Document passage:
======
Lunchbox Dilemma

Is it a bad idea to put salmon in a kid’s lunch box? She wants it but my sister says it’s rude to put things with a strong aroma in kids’ lunchboxes, especially since they eat in the classroom and not a cafeteria. On the other hand, 5-year-olds are too young for social stigma to attach to this kind of thing. I’d never do it if she were 11. But 5?

It’s rare that Klara eats fish, and I want to use any opportunity. Her window of acceptable foods recently shrank dramatically, like it happens at this age, and I feel like an idiot packing endless portions of buttered pasta.

I have 9 hours to reach a decision, so please help.

Yes, I’m very fussy about these lunchboxes because I feel like I’ve attained my purpose in life by packing them. It’s a small enough foible to have.
======
Task description:
Answer these questions from Lunchbox Dilemma.
(a) What food does the child want in her lunch box?
(b) How many hours does the writer have to reach a decision?
(c) What does the writer feel like an idiot packing endless portions of?
The entries are separate material.
======
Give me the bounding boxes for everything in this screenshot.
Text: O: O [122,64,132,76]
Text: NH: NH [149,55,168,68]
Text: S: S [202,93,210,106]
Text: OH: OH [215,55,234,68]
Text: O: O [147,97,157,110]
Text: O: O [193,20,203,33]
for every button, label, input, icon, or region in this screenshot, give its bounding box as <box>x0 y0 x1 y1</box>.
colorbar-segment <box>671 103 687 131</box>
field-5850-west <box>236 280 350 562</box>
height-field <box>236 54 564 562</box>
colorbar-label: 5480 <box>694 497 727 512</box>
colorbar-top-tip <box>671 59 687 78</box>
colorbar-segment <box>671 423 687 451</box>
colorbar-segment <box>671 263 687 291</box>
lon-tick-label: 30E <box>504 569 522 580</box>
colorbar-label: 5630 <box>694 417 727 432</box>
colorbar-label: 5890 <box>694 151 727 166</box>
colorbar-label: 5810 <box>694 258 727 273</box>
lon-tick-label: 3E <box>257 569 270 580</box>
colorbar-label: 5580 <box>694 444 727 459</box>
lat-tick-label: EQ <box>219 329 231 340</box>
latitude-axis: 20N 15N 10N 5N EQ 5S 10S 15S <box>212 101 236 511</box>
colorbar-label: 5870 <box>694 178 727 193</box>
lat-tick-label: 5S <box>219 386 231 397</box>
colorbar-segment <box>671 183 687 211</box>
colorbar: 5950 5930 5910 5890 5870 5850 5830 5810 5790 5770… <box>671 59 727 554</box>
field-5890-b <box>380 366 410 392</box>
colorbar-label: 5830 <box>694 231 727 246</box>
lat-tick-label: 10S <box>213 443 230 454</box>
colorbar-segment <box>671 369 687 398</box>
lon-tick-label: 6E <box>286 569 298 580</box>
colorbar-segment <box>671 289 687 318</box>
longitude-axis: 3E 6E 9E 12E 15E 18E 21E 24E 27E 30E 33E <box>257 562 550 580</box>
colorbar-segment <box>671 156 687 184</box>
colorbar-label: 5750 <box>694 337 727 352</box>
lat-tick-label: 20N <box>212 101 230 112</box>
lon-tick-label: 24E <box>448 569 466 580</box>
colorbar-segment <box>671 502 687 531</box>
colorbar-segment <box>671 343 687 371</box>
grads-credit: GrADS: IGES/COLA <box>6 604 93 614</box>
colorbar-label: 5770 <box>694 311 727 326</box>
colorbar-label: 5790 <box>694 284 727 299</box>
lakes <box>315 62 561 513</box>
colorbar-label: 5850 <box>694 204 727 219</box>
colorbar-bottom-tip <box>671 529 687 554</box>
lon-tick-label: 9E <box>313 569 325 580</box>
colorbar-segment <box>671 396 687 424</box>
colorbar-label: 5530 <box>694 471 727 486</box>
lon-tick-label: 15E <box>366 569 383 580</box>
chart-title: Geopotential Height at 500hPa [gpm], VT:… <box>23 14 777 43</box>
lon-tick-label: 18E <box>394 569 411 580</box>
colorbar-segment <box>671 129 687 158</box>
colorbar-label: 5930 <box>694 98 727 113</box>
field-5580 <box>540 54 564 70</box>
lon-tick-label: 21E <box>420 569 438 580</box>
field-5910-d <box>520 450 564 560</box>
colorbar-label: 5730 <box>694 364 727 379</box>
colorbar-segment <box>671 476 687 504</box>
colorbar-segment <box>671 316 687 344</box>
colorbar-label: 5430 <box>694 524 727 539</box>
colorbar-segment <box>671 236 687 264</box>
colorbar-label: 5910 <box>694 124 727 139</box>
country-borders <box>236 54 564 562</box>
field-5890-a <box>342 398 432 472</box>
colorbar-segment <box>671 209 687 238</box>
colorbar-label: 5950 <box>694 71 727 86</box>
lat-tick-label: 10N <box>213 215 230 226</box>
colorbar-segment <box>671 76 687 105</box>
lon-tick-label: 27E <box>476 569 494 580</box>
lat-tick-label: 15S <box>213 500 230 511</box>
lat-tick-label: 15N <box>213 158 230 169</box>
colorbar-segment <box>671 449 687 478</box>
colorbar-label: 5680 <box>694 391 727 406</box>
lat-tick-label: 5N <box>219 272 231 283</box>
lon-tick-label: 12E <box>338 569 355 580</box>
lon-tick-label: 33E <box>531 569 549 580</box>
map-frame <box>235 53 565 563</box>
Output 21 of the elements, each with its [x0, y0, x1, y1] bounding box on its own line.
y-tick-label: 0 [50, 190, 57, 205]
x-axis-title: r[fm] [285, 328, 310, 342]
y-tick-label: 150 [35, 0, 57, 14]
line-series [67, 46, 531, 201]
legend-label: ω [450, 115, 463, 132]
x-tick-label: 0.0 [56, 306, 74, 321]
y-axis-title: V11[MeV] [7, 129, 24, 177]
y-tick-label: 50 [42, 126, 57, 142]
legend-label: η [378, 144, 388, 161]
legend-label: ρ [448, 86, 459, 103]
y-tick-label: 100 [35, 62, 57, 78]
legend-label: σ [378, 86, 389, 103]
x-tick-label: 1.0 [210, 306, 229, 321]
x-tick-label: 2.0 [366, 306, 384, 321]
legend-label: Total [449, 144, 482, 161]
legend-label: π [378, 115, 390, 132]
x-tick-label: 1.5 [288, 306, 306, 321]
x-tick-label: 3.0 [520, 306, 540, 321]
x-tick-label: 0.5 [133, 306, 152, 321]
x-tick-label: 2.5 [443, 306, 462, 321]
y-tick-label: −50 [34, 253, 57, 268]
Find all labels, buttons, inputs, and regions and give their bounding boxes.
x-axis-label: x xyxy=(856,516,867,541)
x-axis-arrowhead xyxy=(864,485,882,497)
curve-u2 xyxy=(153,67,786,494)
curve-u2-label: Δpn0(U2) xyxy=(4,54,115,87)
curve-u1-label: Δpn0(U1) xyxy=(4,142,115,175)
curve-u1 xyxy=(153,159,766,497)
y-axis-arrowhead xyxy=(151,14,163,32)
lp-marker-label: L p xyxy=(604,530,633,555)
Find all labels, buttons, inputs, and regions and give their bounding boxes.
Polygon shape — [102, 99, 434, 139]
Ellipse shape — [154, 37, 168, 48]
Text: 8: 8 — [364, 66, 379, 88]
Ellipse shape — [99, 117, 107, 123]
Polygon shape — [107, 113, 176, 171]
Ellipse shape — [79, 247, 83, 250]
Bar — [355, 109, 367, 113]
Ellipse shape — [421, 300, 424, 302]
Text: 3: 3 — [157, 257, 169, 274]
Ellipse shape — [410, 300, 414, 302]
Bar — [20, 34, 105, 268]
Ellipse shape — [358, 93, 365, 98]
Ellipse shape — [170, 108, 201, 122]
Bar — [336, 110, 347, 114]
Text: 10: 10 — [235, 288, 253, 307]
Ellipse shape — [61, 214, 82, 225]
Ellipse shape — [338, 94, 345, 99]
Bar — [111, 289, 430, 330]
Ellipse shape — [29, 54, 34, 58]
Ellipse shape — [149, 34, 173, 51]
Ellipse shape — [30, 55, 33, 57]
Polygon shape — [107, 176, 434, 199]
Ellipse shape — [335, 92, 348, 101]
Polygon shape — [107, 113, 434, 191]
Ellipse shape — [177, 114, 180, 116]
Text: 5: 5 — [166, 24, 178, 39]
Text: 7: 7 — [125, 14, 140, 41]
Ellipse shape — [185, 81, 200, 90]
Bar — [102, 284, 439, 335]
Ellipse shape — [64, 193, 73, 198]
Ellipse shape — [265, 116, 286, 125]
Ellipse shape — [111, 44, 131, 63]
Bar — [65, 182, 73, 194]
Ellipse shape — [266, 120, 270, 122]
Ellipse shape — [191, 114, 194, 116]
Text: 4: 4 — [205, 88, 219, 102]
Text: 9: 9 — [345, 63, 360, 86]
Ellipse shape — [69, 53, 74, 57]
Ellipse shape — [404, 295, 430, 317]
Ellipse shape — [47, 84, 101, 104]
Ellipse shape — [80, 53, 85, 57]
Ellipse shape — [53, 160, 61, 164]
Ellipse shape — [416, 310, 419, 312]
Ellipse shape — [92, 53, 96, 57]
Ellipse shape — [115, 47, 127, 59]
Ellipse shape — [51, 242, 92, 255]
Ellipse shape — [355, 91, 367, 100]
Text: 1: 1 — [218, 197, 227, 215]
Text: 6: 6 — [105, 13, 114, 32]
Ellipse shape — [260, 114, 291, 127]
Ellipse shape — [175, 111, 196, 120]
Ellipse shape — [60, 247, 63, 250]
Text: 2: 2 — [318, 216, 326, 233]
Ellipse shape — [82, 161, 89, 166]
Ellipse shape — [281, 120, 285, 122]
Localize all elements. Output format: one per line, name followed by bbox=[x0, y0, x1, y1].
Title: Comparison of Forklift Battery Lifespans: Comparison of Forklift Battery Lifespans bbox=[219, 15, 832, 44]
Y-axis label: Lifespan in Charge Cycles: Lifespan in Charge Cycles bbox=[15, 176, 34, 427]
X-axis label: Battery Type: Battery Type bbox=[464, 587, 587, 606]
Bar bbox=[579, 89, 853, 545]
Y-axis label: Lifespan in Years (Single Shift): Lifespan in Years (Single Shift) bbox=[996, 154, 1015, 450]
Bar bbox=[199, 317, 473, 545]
======
Solved problem:
(a) Salmon
(b) 9 hours
(c) Buttered pasta